THE RECORDS –
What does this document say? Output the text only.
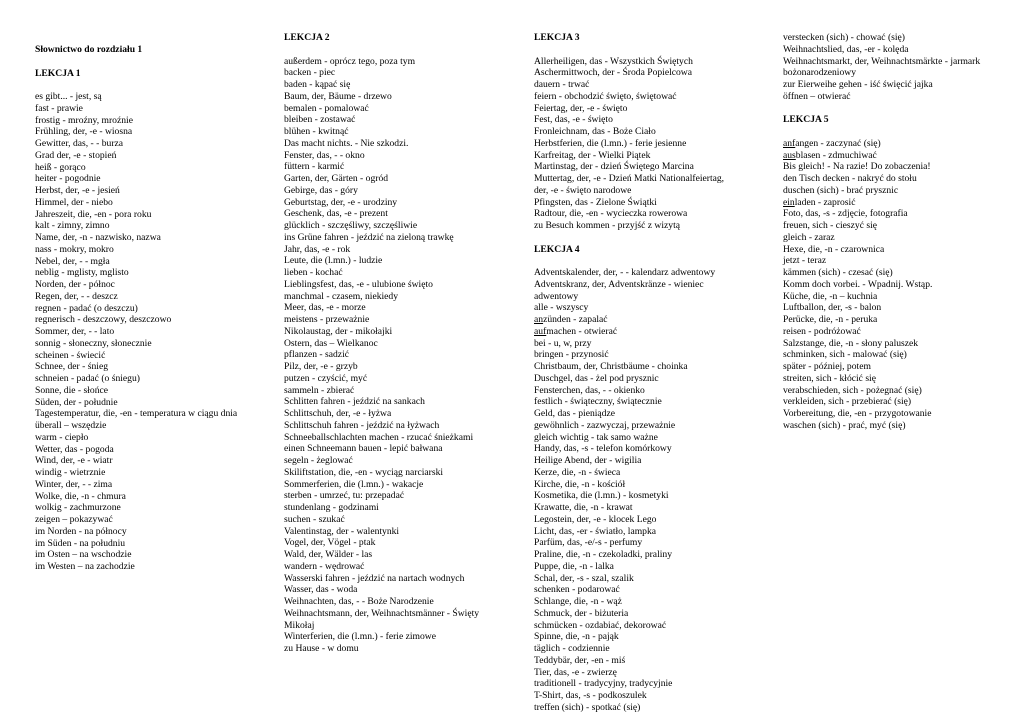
Słownictwo do rozdziału 1
LEKCJA 1
es gibt... - jest, są
fast - prawie
frostig - mroźny, mroźnie
Frühling, der, -e - wiosna
Gewitter, das, - - burza
Grad der, -e - stopień
heiß - gorąco
heiter - pogodnie
Herbst, der, -e - jesień
Himmel, der - niebo
Jahreszeit, die, -en - pora roku
kalt - zimny, zimno
Name, der, -n - nazwisko, nazwa
nass - mokry, mokro
Nebel, der, - - mgła
neblig - mglisty, mglisto
Norden, der - północ
Regen, der, - - deszcz
regnen - padać (o deszczu)
regnerisch - deszczowy, deszczowo
Sommer, der, - - lato
sonnig - słoneczny, słonecznie
scheinen - świecić
Schnee, der - śnieg
schneien - padać (o śniegu)
Sonne, die - słońce
Süden, der - południe
Tagestemperatur, die, -en - temperatura w ciągu dnia
überall – wszędzie
warm - ciepło
Wetter, das - pogoda
Wind, der, -e - wiatr
windig - wietrznie
Winter, der, - - zima
Wolke, die, -n - chmura
wolkig - zachmurzone
zeigen – pokazywać
im Norden - na północy
im Süden - na południu
im Osten – na wschodzie
im Westen – na zachodzie
LEKCJA 2
außerdem - oprócz tego, poza tym
backen - piec
baden - kąpać się
Baum, der, Bäume - drzewo
bemalen - pomalować
bleiben - zostawać
blühen - kwitnąć
Das macht nichts. - Nie szkodzi.
Fenster, das, - - okno
füttern - karmić
Garten, der, Gärten - ogród
Gebirge, das - góry
Geburtstag, der, -e - urodziny
Geschenk, das, -e - prezent
glücklich - szczęśliwy, szczęśliwie
ins Grüne fahren - jeździć na zieloną trawkę
Jahr, das, -e - rok
Leute, die (l.mn.) - ludzie
lieben - kochać
Lieblingsfest, das, -e - ulubione święto
manchmal - czasem, niekiedy
Meer, das, -e - morze
meistens - przeważnie
Nikolaustag, der - mikołajki
Ostern, das – Wielkanoc
pflanzen - sadzić
Pilz, der, -e - grzyb
putzen - czyścić, myć
sammeln - zbierać
Schlitten fahren - jeździć na sankach
Schlittschuh, der, -e - łyżwa
Schlittschuh fahren - jeździć na łyżwach
Schneeballschlachten machen - rzucać śnieżkami
einen Schneemann bauen - lepić bałwana
segeln - żeglować
Skiliftstation, die, -en - wyciąg narciarski
Sommerferien, die (l.mn.) - wakacje
sterben - umrzeć, tu: przepadać
stundenlang - godzinami
suchen - szukać
Valentinstag, der - walentynki
Vogel, der, Vögel - ptak
Wald, der, Wälder - las
wandern - wędrować
Wasserski fahren - jeździć na nartach wodnych
Wasser, das - woda
Weihnachten, das, - - Boże Narodzenie
Weihnachtsmann, der, Weihnachtsmänner - Święty
Mikołaj
Winterferien, die (l.mn.) - ferie zimowe
zu Hause - w domu
LEKCJA 3
Allerheiligen, das - Wszystkich Świętych
Aschermittwoch, der - Środa Popielcowa
dauern - trwać
feiern - obchodzić święto, świętować
Feiertag, der, -e - święto
Fest, das, -e - święto
Fronleichnam, das - Boże Ciało
Herbstferien, die (l.mn.) - ferie jesienne
Karfreitag, der - Wielki Piątek
Martinstag, der - dzień Świętego Marcina
Muttertag, der, -e - Dzień Matki Nationalfeiertag,
der, -e - święto narodowe
Pfingsten, das - Zielone Świątki
Radtour, die, -en - wycieczka rowerowa
zu Besuch kommen - przyjść z wizytą
LEKCJA 4
Adventskalender, der, - - kalendarz adwentowy
Adventskranz, der, Adventskränze - wieniec
adwentowy
alle - wszyscy
anzünden - zapalać
aufmachen - otwierać
bei - u, w, przy
bringen - przynosić
Christbaum, der, Christbäume - choinka
Duschgel, das - żel pod prysznic
Fensterchen, das, - - okienko
festlich - świąteczny, świątecznie
Geld, das - pieniądze
gewöhnlich - zazwyczaj, przeważnie
gleich wichtig - tak samo ważne
Handy, das, -s - telefon komórkowy
Heilige Abend, der - wigilia
Kerze, die, -n - świeca
Kirche, die, -n - kościół
Kosmetika, die (l.mn.) - kosmetyki
Krawatte, die, -n - krawat
Legostein, der, -e - klocek Lego
Licht, das, -er - światło, lampka
Parfüm, das, -e/-s - perfumy
Praline, die, -n - czekoladki, praliny
Puppe, die, -n - lalka
Schal, der, -s - szal, szalik
schenken - podarować
Schlange, die, -n - wąż
Schmuck, der - biżuteria
schmücken - ozdabiać, dekorować
Spinne, die, -n - pająk
täglich - codziennie
Teddybär, der, -en - miś
Tier, das, -e - zwierzę
traditionell - tradycyjny, tradycyjnie
T-Shirt, das, -s - podkoszulek
treffen (sich) - spotkać (się)
verstecken (sich) - chować (się)
Weihnachtslied, das, -er - kolęda
Weihnachtsmarkt, der, Weihnachtsmärkte - jarmark
bożonarodzeniowy
zur Eierweihe gehen - iść święcić jajka
öffnen – otwierać
LEKCJA 5
anfangen - zaczynać (się)
ausblasen - zdmuchiwać
Bis gleich! - Na razie! Do zobaczenia!
den Tisch decken - nakryć do stołu
duschen (sich) - brać prysznic
einladen - zaprosić
Foto, das, -s - zdjęcie, fotografia
freuen, sich - cieszyć się
gleich - zaraz
Hexe, die, -n - czarownica
jetzt - teraz
kämmen (sich) - czesać (się)
Komm doch vorbei. - Wpadnij. Wstąp.
Küche, die, -n – kuchnia
Luftballon, der, -s - balon
Perücke, die, -n - peruka
reisen - podróżować
Salzstange, die, -n - słony paluszek
schminken, sich - malować (się)
später - później, potem
streiten, sich - kłócić się
verabschieden, sich - pożegnać (się)
verkleiden, sich - przebierać (się)
Vorbereitung, die, -en - przygotowanie
waschen (sich) - prać, myć (się)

GIVEN REQUEST – Copy out every line holding the string "gleich".

PROBLEM SOLUTION –
gleich wichtig - tak samo ważne
Bis gleich! - Na razie! Do zobaczenia!
gleich - zaraz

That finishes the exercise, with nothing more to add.